Task - Rewrite the records from the start through the line containing "tab-close-icon[interactable]: ✕ xyxy=(605,16,616,31)", replacing "New Tab" with "Start Page" and leaving everything else unchanged.

Working data -
++++++

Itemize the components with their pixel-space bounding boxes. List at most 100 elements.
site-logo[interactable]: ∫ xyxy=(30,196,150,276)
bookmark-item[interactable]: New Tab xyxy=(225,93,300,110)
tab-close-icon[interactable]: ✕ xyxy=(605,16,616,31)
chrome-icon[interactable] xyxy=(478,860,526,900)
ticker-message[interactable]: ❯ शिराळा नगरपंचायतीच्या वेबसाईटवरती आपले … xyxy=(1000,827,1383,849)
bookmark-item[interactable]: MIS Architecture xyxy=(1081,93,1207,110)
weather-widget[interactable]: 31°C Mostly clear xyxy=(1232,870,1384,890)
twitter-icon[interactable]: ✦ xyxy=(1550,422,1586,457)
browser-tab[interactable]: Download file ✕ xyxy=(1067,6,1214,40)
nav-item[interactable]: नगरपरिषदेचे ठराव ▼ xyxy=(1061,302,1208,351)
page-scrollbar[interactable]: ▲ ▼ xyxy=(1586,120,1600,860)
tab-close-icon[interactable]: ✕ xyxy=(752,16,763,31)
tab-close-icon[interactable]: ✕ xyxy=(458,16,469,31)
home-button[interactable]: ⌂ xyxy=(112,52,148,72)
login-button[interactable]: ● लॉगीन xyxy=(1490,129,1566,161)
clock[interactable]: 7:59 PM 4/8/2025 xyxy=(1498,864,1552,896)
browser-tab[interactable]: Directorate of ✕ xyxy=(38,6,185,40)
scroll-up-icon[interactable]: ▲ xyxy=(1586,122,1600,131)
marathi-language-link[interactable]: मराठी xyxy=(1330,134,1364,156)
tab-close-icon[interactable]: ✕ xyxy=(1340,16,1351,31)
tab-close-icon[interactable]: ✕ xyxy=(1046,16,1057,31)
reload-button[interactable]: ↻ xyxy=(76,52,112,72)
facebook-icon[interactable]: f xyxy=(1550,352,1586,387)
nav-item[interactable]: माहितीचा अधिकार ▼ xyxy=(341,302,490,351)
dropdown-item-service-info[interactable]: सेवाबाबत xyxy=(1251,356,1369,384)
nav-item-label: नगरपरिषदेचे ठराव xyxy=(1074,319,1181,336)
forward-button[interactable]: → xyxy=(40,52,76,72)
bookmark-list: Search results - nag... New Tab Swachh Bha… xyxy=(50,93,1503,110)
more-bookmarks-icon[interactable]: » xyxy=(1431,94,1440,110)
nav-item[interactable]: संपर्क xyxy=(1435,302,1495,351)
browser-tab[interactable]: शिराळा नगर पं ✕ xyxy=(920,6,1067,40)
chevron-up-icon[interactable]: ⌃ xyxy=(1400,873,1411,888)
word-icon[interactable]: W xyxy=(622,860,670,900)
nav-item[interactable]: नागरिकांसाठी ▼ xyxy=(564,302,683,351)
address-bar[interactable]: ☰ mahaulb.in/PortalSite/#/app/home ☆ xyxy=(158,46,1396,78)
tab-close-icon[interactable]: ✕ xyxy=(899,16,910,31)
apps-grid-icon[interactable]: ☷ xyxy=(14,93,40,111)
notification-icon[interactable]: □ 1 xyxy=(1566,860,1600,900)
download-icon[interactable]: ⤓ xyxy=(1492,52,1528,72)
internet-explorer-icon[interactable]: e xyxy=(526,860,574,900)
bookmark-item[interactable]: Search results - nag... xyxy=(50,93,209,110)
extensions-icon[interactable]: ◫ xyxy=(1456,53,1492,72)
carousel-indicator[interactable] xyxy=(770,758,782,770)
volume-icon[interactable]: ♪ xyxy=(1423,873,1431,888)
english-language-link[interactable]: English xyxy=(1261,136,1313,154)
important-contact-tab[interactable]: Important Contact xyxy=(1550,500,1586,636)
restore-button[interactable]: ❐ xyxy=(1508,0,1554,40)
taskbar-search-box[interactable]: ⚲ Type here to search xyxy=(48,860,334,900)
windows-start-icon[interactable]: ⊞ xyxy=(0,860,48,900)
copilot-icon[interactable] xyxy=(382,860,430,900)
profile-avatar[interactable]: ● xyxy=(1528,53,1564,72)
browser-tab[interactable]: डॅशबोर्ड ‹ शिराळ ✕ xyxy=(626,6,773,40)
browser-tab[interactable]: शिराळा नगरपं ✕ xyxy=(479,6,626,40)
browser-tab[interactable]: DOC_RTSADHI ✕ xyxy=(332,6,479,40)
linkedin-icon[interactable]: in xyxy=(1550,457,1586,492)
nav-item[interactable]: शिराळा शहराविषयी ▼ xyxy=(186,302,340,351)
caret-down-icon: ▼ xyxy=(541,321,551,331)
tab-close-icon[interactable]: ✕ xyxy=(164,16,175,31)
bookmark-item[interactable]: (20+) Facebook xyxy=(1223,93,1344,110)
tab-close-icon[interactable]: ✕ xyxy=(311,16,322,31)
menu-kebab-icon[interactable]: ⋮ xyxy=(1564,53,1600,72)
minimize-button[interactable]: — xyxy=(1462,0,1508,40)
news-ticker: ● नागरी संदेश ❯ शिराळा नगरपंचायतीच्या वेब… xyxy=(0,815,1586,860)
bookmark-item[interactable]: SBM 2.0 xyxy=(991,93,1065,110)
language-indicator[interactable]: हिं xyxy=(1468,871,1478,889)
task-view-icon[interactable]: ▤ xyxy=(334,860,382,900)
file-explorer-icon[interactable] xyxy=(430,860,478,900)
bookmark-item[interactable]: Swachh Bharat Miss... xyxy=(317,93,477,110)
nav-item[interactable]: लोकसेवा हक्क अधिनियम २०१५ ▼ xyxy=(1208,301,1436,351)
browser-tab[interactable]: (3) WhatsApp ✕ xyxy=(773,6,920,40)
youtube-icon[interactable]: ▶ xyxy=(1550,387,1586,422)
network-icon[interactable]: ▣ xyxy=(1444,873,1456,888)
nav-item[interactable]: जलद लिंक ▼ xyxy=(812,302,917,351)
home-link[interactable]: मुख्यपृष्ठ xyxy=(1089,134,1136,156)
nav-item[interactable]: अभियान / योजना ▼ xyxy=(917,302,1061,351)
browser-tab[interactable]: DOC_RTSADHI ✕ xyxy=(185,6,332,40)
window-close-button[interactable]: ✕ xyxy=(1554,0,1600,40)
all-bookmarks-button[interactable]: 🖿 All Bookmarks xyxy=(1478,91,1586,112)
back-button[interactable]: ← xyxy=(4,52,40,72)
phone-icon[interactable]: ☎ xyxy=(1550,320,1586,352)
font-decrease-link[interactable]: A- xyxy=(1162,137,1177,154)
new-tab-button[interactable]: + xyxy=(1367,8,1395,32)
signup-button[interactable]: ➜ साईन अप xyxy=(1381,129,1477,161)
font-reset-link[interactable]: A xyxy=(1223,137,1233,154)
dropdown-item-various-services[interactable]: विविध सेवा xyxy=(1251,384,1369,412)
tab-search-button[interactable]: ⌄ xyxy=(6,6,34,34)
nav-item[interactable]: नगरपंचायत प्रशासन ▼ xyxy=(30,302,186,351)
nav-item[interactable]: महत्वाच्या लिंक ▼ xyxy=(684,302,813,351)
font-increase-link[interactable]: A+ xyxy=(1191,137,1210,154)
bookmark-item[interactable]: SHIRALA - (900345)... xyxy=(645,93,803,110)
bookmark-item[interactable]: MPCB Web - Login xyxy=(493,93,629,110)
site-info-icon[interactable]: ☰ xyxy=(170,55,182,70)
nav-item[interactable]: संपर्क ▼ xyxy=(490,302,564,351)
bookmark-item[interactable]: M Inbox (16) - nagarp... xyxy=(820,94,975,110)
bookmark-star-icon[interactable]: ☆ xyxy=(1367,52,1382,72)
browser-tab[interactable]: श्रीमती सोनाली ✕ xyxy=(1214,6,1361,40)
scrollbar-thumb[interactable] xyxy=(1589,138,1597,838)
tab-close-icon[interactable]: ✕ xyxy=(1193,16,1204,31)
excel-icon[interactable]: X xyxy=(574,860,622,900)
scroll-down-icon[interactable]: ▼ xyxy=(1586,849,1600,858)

++++++

Result -
Itemize the components with their pixel-space bounding boxes. List at most 100 elements.
site-logo[interactable]: ∫ xyxy=(30,196,150,276)
bookmark-item[interactable]: Start Page xyxy=(225,93,300,110)
tab-close-icon[interactable]: ✕ xyxy=(605,16,616,31)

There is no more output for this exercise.